INFORMATION PROVIDED>

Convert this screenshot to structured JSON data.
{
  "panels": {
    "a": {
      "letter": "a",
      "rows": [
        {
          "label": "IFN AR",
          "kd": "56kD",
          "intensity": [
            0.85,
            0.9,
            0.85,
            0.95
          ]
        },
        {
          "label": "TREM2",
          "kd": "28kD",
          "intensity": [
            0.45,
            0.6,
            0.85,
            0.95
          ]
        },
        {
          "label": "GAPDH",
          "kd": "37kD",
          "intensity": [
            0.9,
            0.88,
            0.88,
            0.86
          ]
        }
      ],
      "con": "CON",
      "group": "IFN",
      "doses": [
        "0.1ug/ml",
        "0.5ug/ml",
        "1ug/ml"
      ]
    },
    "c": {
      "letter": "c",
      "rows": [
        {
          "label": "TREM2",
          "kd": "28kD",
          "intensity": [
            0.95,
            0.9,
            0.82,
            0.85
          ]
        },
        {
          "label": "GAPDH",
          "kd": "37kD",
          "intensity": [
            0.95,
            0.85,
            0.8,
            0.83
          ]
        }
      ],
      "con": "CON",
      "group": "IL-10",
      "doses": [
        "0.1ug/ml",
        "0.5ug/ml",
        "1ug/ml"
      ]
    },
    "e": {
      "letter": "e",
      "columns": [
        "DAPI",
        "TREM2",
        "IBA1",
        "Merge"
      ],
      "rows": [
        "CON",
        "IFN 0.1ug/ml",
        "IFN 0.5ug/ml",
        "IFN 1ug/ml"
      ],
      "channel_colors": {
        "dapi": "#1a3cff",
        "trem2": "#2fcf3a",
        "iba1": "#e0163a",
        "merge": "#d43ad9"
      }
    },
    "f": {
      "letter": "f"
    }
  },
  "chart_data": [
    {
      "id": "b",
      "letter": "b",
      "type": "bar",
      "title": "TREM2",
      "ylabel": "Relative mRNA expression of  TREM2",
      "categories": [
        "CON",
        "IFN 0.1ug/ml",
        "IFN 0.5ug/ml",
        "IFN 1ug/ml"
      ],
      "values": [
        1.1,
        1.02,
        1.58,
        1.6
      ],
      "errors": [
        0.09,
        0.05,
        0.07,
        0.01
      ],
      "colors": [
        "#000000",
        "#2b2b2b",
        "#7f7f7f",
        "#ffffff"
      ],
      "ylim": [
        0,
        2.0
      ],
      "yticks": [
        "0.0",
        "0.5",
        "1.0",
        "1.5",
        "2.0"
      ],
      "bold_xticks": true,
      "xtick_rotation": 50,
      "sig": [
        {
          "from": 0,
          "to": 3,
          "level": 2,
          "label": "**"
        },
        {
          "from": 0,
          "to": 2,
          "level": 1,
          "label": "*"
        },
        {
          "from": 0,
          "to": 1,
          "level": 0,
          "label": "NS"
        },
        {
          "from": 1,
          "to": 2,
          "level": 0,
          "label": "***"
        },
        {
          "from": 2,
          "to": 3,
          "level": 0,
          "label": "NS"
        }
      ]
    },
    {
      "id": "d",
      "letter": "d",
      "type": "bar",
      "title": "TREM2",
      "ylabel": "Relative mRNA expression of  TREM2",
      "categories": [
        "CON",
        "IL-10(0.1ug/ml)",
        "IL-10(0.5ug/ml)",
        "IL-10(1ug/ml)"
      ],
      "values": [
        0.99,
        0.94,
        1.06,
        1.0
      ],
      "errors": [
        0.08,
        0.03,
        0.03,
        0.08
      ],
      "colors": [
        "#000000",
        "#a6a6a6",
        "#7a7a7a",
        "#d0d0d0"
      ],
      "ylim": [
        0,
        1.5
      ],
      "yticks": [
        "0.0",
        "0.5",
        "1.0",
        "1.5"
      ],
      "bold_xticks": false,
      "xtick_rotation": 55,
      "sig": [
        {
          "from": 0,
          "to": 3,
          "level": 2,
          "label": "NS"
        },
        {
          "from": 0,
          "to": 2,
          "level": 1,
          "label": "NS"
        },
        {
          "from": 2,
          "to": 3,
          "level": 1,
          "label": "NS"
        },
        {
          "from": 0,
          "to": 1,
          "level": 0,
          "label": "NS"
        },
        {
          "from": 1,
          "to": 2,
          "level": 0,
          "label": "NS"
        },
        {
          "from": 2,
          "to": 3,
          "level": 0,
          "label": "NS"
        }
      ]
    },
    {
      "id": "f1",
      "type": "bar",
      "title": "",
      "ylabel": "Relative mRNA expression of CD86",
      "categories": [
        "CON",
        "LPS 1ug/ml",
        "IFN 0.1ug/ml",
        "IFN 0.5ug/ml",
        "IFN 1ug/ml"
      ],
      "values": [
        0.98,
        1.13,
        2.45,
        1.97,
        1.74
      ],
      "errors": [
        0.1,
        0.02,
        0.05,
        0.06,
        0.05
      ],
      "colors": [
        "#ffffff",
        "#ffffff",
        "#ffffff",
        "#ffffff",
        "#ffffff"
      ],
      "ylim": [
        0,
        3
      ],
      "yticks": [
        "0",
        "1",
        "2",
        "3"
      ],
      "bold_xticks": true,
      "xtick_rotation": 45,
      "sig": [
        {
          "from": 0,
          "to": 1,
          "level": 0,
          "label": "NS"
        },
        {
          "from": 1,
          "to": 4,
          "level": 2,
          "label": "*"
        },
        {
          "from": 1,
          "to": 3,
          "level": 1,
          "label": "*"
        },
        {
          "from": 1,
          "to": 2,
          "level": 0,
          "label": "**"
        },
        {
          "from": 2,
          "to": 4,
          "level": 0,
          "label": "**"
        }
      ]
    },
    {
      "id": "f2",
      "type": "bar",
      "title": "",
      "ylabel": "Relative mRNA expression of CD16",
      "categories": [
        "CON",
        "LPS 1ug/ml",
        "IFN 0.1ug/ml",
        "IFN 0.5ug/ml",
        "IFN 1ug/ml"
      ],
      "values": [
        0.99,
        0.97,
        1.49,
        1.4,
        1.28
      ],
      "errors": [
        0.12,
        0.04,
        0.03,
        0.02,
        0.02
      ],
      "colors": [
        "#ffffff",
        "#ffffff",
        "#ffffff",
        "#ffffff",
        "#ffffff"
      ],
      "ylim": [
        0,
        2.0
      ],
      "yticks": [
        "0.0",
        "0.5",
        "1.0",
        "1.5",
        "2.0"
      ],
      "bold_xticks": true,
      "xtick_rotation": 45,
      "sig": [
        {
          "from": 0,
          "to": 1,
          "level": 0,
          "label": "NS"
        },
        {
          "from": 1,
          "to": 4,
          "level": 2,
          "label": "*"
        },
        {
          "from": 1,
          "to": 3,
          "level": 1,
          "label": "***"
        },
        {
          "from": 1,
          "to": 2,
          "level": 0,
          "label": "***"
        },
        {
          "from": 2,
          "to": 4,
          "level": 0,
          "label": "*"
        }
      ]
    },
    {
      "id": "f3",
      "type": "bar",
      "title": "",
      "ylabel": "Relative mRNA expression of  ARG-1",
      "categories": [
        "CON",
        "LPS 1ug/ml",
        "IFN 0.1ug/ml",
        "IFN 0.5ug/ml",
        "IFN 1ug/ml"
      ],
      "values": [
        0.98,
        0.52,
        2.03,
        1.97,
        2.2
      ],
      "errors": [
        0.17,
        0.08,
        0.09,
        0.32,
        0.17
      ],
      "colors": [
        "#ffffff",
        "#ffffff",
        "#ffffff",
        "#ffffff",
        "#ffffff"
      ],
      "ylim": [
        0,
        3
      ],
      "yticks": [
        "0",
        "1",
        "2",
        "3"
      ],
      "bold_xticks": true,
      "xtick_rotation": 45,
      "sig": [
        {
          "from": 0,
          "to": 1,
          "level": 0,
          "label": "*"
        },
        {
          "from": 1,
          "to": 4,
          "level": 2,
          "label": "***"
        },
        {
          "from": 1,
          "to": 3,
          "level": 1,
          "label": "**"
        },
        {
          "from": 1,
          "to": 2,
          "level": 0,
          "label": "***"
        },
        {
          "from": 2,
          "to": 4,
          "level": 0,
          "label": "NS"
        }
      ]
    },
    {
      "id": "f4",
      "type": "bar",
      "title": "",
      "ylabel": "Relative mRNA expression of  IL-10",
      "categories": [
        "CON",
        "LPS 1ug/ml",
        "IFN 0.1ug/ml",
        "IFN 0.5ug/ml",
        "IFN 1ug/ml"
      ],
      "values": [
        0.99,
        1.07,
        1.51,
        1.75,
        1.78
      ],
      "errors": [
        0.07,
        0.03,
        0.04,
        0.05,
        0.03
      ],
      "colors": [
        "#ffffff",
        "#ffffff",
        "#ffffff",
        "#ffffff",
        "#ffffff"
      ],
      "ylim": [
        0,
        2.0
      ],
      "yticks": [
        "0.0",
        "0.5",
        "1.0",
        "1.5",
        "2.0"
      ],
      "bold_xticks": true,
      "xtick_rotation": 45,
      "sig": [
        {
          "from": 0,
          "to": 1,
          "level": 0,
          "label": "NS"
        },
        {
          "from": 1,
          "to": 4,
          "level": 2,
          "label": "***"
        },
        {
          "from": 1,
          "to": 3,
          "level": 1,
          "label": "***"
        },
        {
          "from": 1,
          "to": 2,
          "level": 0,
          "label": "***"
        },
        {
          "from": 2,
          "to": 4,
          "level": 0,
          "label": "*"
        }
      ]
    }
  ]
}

WHAT IS NEEDED> State the count of lines in the data holding the word "expression", adding nothing to it.

RESULT> 6